Set down all of the data that follows word for word, without the images.

Content starts

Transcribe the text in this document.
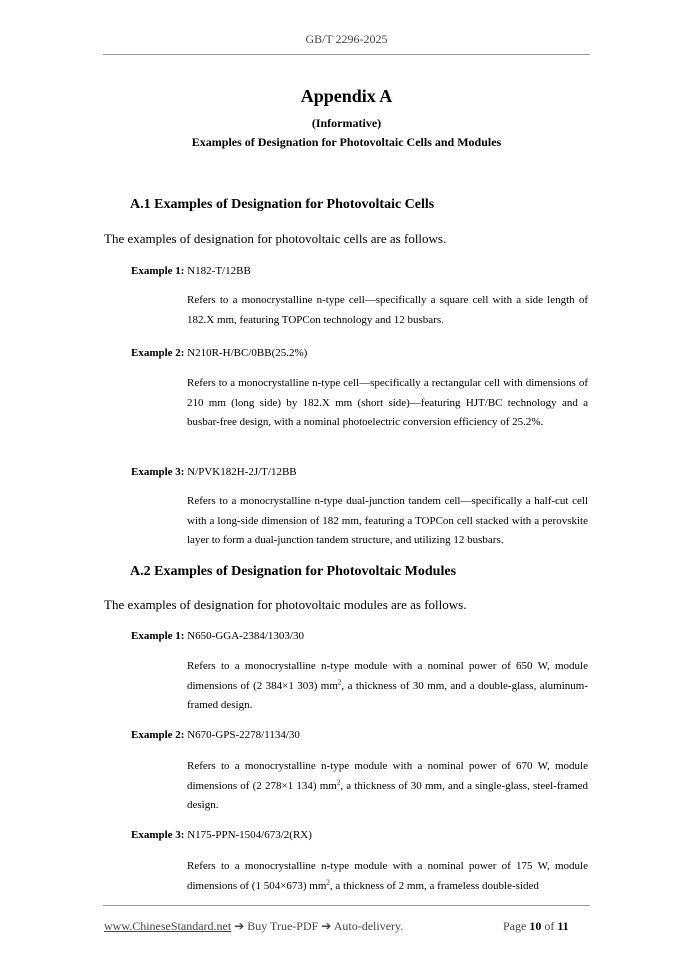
GB/T 2296-2025
Appendix A
(Informative)
Examples of Designation for Photovoltaic Cells and Modules
A.1 Examples of Designation for Photovoltaic Cells
The examples of designation for photovoltaic cells are as follows.
Example 1: N182-T/12BB
Refers to a monocrystalline n-type cell—specifically a square cell with a side length of 182.X mm, featuring TOPCon technology and 12 busbars.
Example 2: N210R-H/BC/0BB(25.2%)
Refers to a monocrystalline n-type cell—specifically a rectangular cell with dimensions of 210 mm (long side) by 182.X mm (short side)—featuring HJT/BC technology and a busbar-free design, with a nominal photoelectric conversion efficiency of 25.2%.
Example 3: N/PVK182H-2J/T/12BB
Refers to a monocrystalline n-type dual-junction tandem cell—specifically a half-cut cell with a long-side dimension of 182 mm, featuring a TOPCon cell stacked with a perovskite layer to form a dual-junction tandem structure, and utilizing 12 busbars.
A.2 Examples of Designation for Photovoltaic Modules
The examples of designation for photovoltaic modules are as follows.
Example 1: N650-GGA-2384/1303/30
Refers to a monocrystalline n-type module with a nominal power of 650 W, module dimensions of (2 384×1 303) $mm^2$, a thickness of 30 mm, and a double-glass, aluminum-framed design.
Example 2: N670-GPS-2278/1134/30
Refers to a monocrystalline n-type module with a nominal power of 670 W, module dimensions of (2 278×1 134) $mm^2$, a thickness of 30 mm, and a single-glass, steel-framed design.
Example 3: N175-PPN-1504/673/2(RX)
Refers to a monocrystalline n-type module with a nominal power of 175 W, module dimensions of (1 504×673) $mm^2$, a thickness of 2 mm, a frameless double-sided
www.ChineseStandard.net ➔ Buy True-PDF ➔ Auto-delivery.	Page 10 of 11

Content ends

Solution to the problem:
Transcribe the text in this document.
GB/T 2296-2025
Appendix A
(Informative)
Examples of Designation for Photovoltaic Cells and Modules
A.1 Examples of Designation for Photovoltaic Cells
The examples of designation for photovoltaic cells are as follows.
Example 1: N182-T/12BB
Refers to a monocrystalline n-type cell—specifically a square cell with a side length of 182.X mm, featuring TOPCon technology and 12 busbars.
Example 2: N210R-H/BC/0BB(25.2%)
Refers to a monocrystalline n-type cell—specifically a rectangular cell with dimensions of 210 mm (long side) by 182.X mm (short side)—featuring HJT/BC technology and a busbar-free design, with a nominal photoelectric conversion efficiency of 25.2%.
Example 3: N/PVK182H-2J/T/12BB
Refers to a monocrystalline n-type dual-junction tandem cell—specifically a half-cut cell with a long-side dimension of 182 mm, featuring a TOPCon cell stacked with a perovskite layer to form a dual-junction tandem structure, and utilizing 12 busbars.
A.2 Examples of Designation for Photovoltaic Modules
The examples of designation for photovoltaic modules are as follows.
Example 1: N650-GGA-2384/1303/30
Refers to a monocrystalline n-type module with a nominal power of 650 W, module dimensions of (2 384×1 303) $mm^2$, a thickness of 30 mm, and a double-glass, aluminum-framed design.
Example 2: N670-GPS-2278/1134/30
Refers to a monocrystalline n-type module with a nominal power of 670 W, module dimensions of (2 278×1 134) $mm^2$, a thickness of 30 mm, and a single-glass, steel-framed design.
Example 3: N175-PPN-1504/673/2(RX)
Refers to a monocrystalline n-type module with a nominal power of 175 W, module dimensions of (1 504×673) $mm^2$, a thickness of 2 mm, a frameless double-sided
www.ChineseStandard.net ➔ Buy True-PDF ➔ Auto-delivery.	Page 10 of 11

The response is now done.